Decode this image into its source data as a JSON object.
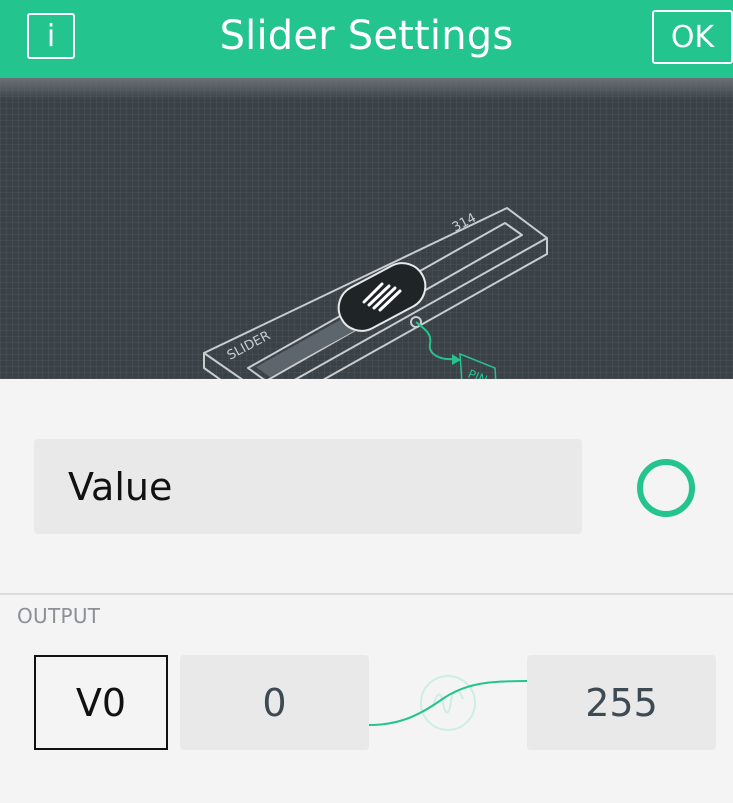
{
  "header": {
    "info_label": "i",
    "title": "Slider Settings",
    "ok_label": "OK"
  },
  "illustration": {
    "slider_text": "SLIDER",
    "value_text": "314",
    "pin_text": "PIN"
  },
  "value_field": {
    "label": "Value"
  },
  "output": {
    "section_label": "OUTPUT",
    "pin": "V0",
    "min": "0",
    "max": "255"
  },
  "colors": {
    "accent": "#23c48e",
    "banner": "#3a4147",
    "field": "#e8e9e8",
    "background": "#f4f4f4"
  },
  "icons": {
    "info": "info-icon",
    "color_picker": "color-ring-icon",
    "mapping": "wave-icon"
  }
}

□ □ □ □ □ □ □

Short exercise: Repeat the listing verbatim. Skip the pictures.

Expected answer:
Decode this image into its source data as a JSON object.
{
  "header": {
    "info_label": "i",
    "title": "Slider Settings",
    "ok_label": "OK"
  },
  "illustration": {
    "slider_text": "SLIDER",
    "value_text": "314",
    "pin_text": "PIN"
  },
  "value_field": {
    "label": "Value"
  },
  "output": {
    "section_label": "OUTPUT",
    "pin": "V0",
    "min": "0",
    "max": "255"
  },
  "colors": {
    "accent": "#23c48e",
    "banner": "#3a4147",
    "field": "#e8e9e8",
    "background": "#f4f4f4"
  },
  "icons": {
    "info": "info-icon",
    "color_picker": "color-ring-icon",
    "mapping": "wave-icon"
  }
}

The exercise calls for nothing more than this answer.